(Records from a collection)
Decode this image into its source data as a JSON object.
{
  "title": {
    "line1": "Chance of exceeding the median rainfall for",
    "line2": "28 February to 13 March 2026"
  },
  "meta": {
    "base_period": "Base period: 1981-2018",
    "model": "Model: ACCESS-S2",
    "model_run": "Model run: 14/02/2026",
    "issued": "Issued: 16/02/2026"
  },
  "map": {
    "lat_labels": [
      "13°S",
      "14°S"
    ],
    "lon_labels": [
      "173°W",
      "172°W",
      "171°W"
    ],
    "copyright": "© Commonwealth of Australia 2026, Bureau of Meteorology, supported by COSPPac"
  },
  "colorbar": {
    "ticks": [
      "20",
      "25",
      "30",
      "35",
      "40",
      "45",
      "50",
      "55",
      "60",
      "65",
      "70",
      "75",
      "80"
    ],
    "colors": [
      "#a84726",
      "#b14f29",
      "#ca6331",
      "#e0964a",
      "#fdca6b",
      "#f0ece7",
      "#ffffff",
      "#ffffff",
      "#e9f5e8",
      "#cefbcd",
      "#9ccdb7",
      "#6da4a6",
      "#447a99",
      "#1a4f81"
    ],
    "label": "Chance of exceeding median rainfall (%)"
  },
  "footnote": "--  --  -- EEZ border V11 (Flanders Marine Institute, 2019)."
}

:: Problem description ::
Write out the data exactly as it stands.

:: Result of the exercise ::
Decode this image into its source data as a JSON object.
{
  "title": {
    "line1": "Chance of exceeding the median rainfall for",
    "line2": "28 February to 13 March 2026"
  },
  "meta": {
    "base_period": "Base period: 1981-2018",
    "model": "Model: ACCESS-S2",
    "model_run": "Model run: 14/02/2026",
    "issued": "Issued: 16/02/2026"
  },
  "map": {
    "lat_labels": [
      "13°S",
      "14°S"
    ],
    "lon_labels": [
      "173°W",
      "172°W",
      "171°W"
    ],
    "copyright": "© Commonwealth of Australia 2026, Bureau of Meteorology, supported by COSPPac"
  },
  "colorbar": {
    "ticks": [
      "20",
      "25",
      "30",
      "35",
      "40",
      "45",
      "50",
      "55",
      "60",
      "65",
      "70",
      "75",
      "80"
    ],
    "colors": [
      "#a84726",
      "#b14f29",
      "#ca6331",
      "#e0964a",
      "#fdca6b",
      "#f0ece7",
      "#ffffff",
      "#ffffff",
      "#e9f5e8",
      "#cefbcd",
      "#9ccdb7",
      "#6da4a6",
      "#447a99",
      "#1a4f81"
    ],
    "label": "Chance of exceeding median rainfall (%)"
  },
  "footnote": "--  --  -- EEZ border V11 (Flanders Marine Institute, 2019)."
}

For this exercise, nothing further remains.